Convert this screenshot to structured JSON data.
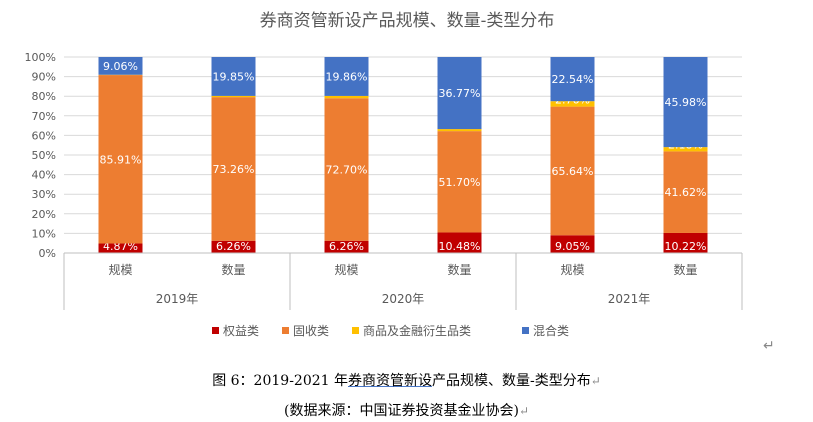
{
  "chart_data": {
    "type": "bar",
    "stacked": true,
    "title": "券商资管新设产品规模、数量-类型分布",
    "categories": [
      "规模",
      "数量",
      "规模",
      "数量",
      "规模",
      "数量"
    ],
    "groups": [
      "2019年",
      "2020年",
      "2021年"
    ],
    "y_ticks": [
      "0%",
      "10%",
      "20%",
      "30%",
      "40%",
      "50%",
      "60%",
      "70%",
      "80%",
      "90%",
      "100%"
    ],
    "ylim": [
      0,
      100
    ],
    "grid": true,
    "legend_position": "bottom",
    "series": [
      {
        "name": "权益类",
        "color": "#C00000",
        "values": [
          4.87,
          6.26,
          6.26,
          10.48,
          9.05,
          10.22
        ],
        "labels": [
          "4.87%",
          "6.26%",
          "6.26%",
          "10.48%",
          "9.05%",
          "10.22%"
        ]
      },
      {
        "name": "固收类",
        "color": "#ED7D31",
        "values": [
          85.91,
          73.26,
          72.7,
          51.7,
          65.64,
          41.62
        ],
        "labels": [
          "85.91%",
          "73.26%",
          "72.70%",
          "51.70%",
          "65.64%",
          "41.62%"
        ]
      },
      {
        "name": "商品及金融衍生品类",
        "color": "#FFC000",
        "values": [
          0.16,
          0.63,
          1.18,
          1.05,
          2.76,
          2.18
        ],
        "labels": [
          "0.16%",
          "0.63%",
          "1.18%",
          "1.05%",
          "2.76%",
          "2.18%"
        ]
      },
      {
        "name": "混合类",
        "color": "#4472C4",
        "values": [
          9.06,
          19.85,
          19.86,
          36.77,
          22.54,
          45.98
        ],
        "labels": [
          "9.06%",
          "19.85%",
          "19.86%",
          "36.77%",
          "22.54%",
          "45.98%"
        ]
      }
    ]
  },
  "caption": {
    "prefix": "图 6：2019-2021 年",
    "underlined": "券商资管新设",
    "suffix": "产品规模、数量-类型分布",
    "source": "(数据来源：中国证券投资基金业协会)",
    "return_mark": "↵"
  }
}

==

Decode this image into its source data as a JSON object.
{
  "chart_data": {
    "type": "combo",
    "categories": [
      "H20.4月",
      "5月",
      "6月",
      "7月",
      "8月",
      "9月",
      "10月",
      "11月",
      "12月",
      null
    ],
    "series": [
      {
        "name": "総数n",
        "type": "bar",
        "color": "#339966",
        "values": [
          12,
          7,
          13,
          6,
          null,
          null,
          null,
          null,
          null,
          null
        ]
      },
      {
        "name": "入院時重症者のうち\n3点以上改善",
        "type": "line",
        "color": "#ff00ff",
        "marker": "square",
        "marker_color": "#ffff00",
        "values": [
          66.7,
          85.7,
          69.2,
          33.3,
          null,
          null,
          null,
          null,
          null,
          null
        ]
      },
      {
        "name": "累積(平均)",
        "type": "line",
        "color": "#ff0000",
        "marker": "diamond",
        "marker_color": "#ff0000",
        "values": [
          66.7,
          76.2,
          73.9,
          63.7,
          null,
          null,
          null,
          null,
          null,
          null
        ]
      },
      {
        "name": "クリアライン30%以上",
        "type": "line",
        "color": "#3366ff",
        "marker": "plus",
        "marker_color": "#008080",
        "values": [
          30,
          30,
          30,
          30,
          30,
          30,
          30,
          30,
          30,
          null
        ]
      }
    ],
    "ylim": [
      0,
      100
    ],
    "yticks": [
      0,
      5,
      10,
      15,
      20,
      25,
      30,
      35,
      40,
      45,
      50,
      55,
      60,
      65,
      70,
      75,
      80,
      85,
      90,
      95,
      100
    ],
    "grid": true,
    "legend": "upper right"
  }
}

## Requirements
How many lines of the data hold the string "类型分布"? Reply with the number alone.

## The solution
2